(Recorded data)
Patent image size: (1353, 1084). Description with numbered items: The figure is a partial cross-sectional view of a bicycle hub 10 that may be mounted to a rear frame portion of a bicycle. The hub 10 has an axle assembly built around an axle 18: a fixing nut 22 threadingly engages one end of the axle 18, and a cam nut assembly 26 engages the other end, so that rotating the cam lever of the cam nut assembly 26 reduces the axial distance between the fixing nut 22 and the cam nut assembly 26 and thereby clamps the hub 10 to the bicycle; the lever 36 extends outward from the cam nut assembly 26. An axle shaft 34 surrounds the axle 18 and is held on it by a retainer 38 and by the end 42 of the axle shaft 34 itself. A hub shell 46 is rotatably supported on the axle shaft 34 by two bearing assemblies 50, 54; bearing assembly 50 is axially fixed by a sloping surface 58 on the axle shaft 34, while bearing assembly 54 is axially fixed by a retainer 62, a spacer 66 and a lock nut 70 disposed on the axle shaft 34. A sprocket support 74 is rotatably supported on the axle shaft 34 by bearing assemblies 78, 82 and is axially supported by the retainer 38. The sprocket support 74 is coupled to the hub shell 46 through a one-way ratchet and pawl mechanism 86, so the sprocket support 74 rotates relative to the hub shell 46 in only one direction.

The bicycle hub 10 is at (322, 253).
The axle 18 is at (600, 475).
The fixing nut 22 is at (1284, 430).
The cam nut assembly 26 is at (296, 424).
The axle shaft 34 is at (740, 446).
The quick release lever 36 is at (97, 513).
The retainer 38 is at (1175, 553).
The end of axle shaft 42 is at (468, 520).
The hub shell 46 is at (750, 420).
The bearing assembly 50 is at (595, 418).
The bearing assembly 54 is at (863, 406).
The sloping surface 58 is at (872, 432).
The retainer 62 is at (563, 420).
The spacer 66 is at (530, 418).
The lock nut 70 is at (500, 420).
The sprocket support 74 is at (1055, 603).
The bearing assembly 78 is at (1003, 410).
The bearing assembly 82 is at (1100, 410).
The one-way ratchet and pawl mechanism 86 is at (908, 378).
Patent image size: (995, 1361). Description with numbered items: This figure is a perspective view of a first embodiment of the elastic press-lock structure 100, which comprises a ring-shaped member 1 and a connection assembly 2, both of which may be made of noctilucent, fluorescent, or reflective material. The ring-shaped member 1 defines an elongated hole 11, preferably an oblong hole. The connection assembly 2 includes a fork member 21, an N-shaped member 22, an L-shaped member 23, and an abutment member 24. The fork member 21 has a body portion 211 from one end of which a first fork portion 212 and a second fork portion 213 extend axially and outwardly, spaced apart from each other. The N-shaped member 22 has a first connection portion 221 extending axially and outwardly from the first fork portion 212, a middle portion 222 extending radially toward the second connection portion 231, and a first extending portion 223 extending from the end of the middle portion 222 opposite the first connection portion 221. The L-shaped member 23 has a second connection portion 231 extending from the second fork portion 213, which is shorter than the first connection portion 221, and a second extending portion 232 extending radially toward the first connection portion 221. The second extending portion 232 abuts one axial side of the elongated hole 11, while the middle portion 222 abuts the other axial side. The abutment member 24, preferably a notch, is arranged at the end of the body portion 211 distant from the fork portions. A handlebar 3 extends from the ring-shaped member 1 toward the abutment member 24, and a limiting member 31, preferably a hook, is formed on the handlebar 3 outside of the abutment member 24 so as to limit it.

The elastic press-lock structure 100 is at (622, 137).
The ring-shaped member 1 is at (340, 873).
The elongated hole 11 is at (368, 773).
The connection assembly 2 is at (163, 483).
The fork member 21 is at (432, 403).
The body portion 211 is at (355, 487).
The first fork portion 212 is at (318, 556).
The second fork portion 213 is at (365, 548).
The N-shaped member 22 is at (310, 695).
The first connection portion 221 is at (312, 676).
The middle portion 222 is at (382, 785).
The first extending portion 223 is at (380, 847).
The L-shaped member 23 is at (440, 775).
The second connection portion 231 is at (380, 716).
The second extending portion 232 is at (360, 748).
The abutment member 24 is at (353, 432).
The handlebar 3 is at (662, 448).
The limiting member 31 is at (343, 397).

▶ [Request]: Express everything in the data from the start down to the line containing "The sloping surface 58 is at (872, 432)." as a two-column CSV with the columns input and output, where each row holds a text and its answer. Put every field in quotation marks and turn line breaks into spaces.

▶ [Solution for this task]:
input,output
"Patent image size: (1353, 1084). Description with numbered items: The figure is a partial cross-sectional view of a bicycle hub 10 that may be mounted to a rear frame portion of a bicycle. The hub 10 has an axle assembly built around an axle 18: a fixing nut 22 threadingly engages one end of the axle 18, and a cam nut assembly 26 engages the other end, so that rotating the cam lever of the cam nut assembly 26 reduces the axial distance between the fixing nut 22 and the cam nut assembly 26 and thereby clamps the hub 10 to the bicycle; the lever 36 extends outward from the cam nut assembly 26. An axle shaft 34 surrounds the axle 18 and is held on it by a retainer 38 and by the end 42 of the axle shaft 34 itself. A hub shell 46 is rotatably supported on the axle shaft 34 by two bearing assemblies 50, 54; bearing assembly 50 is axially fixed by a sloping surface 58 on the axle shaft 34, while bearing assembly 54 is axially fixed by a retainer 62, a spacer 66 and a lock nut 70 disposed on the axle shaft 34. A sprocket support 74 is rotatably supported on the axle shaft 34 by bearing assemblies 78, 82 and is axially supported by the retainer 38. The sprocket support 74 is coupled to the hub shell 46 through a one-way ratchet and pawl mechanism 86, so the sprocket support 74 rotates relative to the hub shell 46 in only one direction.","The bicycle hub 10 is at (322, 253). The axle 18 is at (600, 475). The fixing nut 22 is at (1284, 430). The cam nut assembly 26 is at (296, 424). The axle shaft 34 is at (740, 446). The quick release lever 36 is at (97, 513). The retainer 38 is at (1175, 553). The end of axle shaft 42 is at (468, 520). The hub shell 46 is at (750, 420). The bearing assembly 50 is at (595, 418). The bearing assembly 54 is at (863, 406). The sloping surface 58 is at (872, 432)."